**WHAT YOU NEED TO DO**
Transcribe the records that follow, preserving every word.

**STORED RECORDS**

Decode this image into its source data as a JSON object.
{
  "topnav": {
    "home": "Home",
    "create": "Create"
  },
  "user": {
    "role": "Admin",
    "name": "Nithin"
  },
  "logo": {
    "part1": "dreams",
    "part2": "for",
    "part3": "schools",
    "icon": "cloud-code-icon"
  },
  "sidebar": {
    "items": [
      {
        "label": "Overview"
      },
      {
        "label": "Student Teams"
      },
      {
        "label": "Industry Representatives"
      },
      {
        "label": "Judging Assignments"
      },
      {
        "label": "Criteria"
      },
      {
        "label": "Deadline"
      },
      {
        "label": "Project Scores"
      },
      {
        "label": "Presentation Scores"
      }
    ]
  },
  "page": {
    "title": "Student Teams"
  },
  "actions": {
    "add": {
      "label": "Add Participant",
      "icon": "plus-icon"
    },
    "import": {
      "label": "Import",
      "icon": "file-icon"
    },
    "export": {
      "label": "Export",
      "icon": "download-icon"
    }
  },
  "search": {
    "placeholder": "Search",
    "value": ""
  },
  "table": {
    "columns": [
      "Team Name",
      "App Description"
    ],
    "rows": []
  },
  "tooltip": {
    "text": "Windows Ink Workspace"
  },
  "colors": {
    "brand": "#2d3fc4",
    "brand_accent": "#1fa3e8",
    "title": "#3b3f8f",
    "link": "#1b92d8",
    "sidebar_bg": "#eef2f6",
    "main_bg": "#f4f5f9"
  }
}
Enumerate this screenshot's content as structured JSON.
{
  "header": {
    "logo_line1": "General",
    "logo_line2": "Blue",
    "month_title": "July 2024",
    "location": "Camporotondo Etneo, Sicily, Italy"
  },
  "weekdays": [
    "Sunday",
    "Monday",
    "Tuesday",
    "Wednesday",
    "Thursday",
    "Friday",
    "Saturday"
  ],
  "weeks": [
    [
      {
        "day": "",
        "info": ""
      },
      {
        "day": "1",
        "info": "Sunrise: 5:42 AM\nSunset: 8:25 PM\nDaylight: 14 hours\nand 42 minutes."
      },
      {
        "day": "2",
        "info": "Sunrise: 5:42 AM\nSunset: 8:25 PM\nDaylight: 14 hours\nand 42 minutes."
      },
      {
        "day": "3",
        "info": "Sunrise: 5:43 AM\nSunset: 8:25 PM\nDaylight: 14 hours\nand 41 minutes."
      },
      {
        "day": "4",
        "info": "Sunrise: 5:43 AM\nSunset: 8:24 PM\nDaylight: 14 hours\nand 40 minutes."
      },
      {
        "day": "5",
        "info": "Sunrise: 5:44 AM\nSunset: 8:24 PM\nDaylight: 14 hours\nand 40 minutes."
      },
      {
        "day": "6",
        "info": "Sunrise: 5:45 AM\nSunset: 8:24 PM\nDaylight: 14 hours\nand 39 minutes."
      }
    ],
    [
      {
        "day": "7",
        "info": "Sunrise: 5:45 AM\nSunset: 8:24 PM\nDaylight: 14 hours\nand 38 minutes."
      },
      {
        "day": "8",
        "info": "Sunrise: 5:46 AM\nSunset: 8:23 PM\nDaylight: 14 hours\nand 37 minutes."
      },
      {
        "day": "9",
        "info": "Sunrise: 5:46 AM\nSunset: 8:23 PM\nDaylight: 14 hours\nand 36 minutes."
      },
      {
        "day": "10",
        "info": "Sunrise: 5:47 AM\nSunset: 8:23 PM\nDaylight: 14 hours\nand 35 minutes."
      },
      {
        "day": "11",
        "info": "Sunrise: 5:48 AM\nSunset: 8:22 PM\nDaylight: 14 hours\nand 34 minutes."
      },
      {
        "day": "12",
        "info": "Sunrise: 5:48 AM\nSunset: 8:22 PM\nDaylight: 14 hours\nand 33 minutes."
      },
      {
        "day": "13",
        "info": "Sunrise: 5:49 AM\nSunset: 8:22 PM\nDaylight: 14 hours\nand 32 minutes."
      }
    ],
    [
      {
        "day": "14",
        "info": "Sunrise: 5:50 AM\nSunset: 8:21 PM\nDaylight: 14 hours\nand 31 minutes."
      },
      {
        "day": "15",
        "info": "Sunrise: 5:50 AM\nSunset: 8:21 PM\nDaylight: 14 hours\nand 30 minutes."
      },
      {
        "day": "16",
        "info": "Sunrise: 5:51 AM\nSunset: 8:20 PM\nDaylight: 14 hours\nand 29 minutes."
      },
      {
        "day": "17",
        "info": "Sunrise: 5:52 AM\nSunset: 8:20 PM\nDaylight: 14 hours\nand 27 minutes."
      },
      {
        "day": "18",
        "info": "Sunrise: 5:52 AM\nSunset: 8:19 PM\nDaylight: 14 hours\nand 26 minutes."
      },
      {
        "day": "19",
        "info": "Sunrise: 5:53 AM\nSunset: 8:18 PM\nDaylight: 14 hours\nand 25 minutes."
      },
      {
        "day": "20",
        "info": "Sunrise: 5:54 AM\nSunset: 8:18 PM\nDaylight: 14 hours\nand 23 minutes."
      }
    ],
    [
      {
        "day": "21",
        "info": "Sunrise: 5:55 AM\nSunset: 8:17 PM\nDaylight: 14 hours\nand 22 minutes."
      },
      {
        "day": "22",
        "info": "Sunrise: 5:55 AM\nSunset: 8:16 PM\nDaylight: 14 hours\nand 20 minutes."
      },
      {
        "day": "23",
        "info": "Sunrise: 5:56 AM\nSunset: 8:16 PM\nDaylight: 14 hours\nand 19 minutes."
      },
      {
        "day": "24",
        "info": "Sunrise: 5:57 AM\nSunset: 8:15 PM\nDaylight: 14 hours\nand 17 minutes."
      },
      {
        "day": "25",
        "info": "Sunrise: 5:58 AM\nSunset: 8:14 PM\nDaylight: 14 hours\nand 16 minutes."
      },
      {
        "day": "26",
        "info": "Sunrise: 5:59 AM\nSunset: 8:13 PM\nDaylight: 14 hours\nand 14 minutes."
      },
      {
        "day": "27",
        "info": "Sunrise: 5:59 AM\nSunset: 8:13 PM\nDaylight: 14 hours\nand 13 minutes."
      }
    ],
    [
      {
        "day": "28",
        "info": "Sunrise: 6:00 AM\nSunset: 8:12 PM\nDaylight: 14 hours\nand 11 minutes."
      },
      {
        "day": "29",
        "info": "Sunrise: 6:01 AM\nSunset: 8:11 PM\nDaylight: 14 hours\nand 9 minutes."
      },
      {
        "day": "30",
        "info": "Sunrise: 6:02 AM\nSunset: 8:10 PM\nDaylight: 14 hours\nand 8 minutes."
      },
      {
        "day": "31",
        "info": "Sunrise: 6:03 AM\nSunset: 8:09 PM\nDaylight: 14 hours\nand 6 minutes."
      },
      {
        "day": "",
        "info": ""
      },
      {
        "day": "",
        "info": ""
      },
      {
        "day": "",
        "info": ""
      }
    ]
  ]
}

**WRITTEN RESPONSE**
Decode this image into its source data as a JSON object.
{
  "topnav": {
    "home": "Home",
    "create": "Create"
  },
  "user": {
    "role": "Admin",
    "name": "Nithin"
  },
  "logo": {
    "part1": "dreams",
    "part2": "for",
    "part3": "schools",
    "icon": "cloud-code-icon"
  },
  "sidebar": {
    "items": [
      {
        "label": "Overview"
      },
      {
        "label": "Student Teams"
      },
      {
        "label": "Industry Representatives"
      },
      {
        "label": "Judging Assignments"
      },
      {
        "label": "Criteria"
      },
      {
        "label": "Deadline"
      },
      {
        "label": "Project Scores"
      },
      {
        "label": "Presentation Scores"
      }
    ]
  },
  "page": {
    "title": "Student Teams"
  },
  "actions": {
    "add": {
      "label": "Add Participant",
      "icon": "plus-icon"
    },
    "import": {
      "label": "Import",
      "icon": "file-icon"
    },
    "export": {
      "label": "Export",
      "icon": "download-icon"
    }
  },
  "search": {
    "placeholder": "Search",
    "value": ""
  },
  "table": {
    "columns": [
      "Team Name",
      "App Description"
    ],
    "rows": []
  },
  "tooltip": {
    "text": "Windows Ink Workspace"
  },
  "colors": {
    "brand": "#2d3fc4",
    "brand_accent": "#1fa3e8",
    "title": "#3b3f8f",
    "link": "#1b92d8",
    "sidebar_bg": "#eef2f6",
    "main_bg": "#f4f5f9"
  }
}
Enumerate this screenshot's content as structured JSON.
{
  "header": {
    "logo_line1": "General",
    "logo_line2": "Blue",
    "month_title": "July 2024",
    "location": "Camporotondo Etneo, Sicily, Italy"
  },
  "weekdays": [
    "Sunday",
    "Monday",
    "Tuesday",
    "Wednesday",
    "Thursday",
    "Friday",
    "Saturday"
  ],
  "weeks": [
    [
      {
        "day": "",
        "info": ""
      },
      {
        "day": "1",
        "info": "Sunrise: 5:42 AM\nSunset: 8:25 PM\nDaylight: 14 hours\nand 42 minutes."
      },
      {
        "day": "2",
        "info": "Sunrise: 5:42 AM\nSunset: 8:25 PM\nDaylight: 14 hours\nand 42 minutes."
      },
      {
        "day": "3",
        "info": "Sunrise: 5:43 AM\nSunset: 8:25 PM\nDaylight: 14 hours\nand 41 minutes."
      },
      {
        "day": "4",
        "info": "Sunrise: 5:43 AM\nSunset: 8:24 PM\nDaylight: 14 hours\nand 40 minutes."
      },
      {
        "day": "5",
        "info": "Sunrise: 5:44 AM\nSunset: 8:24 PM\nDaylight: 14 hours\nand 40 minutes."
      },
      {
        "day": "6",
        "info": "Sunrise: 5:45 AM\nSunset: 8:24 PM\nDaylight: 14 hours\nand 39 minutes."
      }
    ],
    [
      {
        "day": "7",
        "info": "Sunrise: 5:45 AM\nSunset: 8:24 PM\nDaylight: 14 hours\nand 38 minutes."
      },
      {
        "day": "8",
        "info": "Sunrise: 5:46 AM\nSunset: 8:23 PM\nDaylight: 14 hours\nand 37 minutes."
      },
      {
        "day": "9",
        "info": "Sunrise: 5:46 AM\nSunset: 8:23 PM\nDaylight: 14 hours\nand 36 minutes."
      },
      {
        "day": "10",
        "info": "Sunrise: 5:47 AM\nSunset: 8:23 PM\nDaylight: 14 hours\nand 35 minutes."
      },
      {
        "day": "11",
        "info": "Sunrise: 5:48 AM\nSunset: 8:22 PM\nDaylight: 14 hours\nand 34 minutes."
      },
      {
        "day": "12",
        "info": "Sunrise: 5:48 AM\nSunset: 8:22 PM\nDaylight: 14 hours\nand 33 minutes."
      },
      {
        "day": "13",
        "info": "Sunrise: 5:49 AM\nSunset: 8:22 PM\nDaylight: 14 hours\nand 32 minutes."
      }
    ],
    [
      {
        "day": "14",
        "info": "Sunrise: 5:50 AM\nSunset: 8:21 PM\nDaylight: 14 hours\nand 31 minutes."
      },
      {
        "day": "15",
        "info": "Sunrise: 5:50 AM\nSunset: 8:21 PM\nDaylight: 14 hours\nand 30 minutes."
      },
      {
        "day": "16",
        "info": "Sunrise: 5:51 AM\nSunset: 8:20 PM\nDaylight: 14 hours\nand 29 minutes."
      },
      {
        "day": "17",
        "info": "Sunrise: 5:52 AM\nSunset: 8:20 PM\nDaylight: 14 hours\nand 27 minutes."
      },
      {
        "day": "18",
        "info": "Sunrise: 5:52 AM\nSunset: 8:19 PM\nDaylight: 14 hours\nand 26 minutes."
      },
      {
        "day": "19",
        "info": "Sunrise: 5:53 AM\nSunset: 8:18 PM\nDaylight: 14 hours\nand 25 minutes."
      },
      {
        "day": "20",
        "info": "Sunrise: 5:54 AM\nSunset: 8:18 PM\nDaylight: 14 hours\nand 23 minutes."
      }
    ],
    [
      {
        "day": "21",
        "info": "Sunrise: 5:55 AM\nSunset: 8:17 PM\nDaylight: 14 hours\nand 22 minutes."
      },
      {
        "day": "22",
        "info": "Sunrise: 5:55 AM\nSunset: 8:16 PM\nDaylight: 14 hours\nand 20 minutes."
      },
      {
        "day": "23",
        "info": "Sunrise: 5:56 AM\nSunset: 8:16 PM\nDaylight: 14 hours\nand 19 minutes."
      },
      {
        "day": "24",
        "info": "Sunrise: 5:57 AM\nSunset: 8:15 PM\nDaylight: 14 hours\nand 17 minutes."
      },
      {
        "day": "25",
        "info": "Sunrise: 5:58 AM\nSunset: 8:14 PM\nDaylight: 14 hours\nand 16 minutes."
      },
      {
        "day": "26",
        "info": "Sunrise: 5:59 AM\nSunset: 8:13 PM\nDaylight: 14 hours\nand 14 minutes."
      },
      {
        "day": "27",
        "info": "Sunrise: 5:59 AM\nSunset: 8:13 PM\nDaylight: 14 hours\nand 13 minutes."
      }
    ],
    [
      {
        "day": "28",
        "info": "Sunrise: 6:00 AM\nSunset: 8:12 PM\nDaylight: 14 hours\nand 11 minutes."
      },
      {
        "day": "29",
        "info": "Sunrise: 6:01 AM\nSunset: 8:11 PM\nDaylight: 14 hours\nand 9 minutes."
      },
      {
        "day": "30",
        "info": "Sunrise: 6:02 AM\nSunset: 8:10 PM\nDaylight: 14 hours\nand 8 minutes."
      },
      {
        "day": "31",
        "info": "Sunrise: 6:03 AM\nSunset: 8:09 PM\nDaylight: 14 hours\nand 6 minutes."
      },
      {
        "day": "",
        "info": ""
      },
      {
        "day": "",
        "info": ""
      },
      {
        "day": "",
        "info": ""
      }
    ]
  ]
}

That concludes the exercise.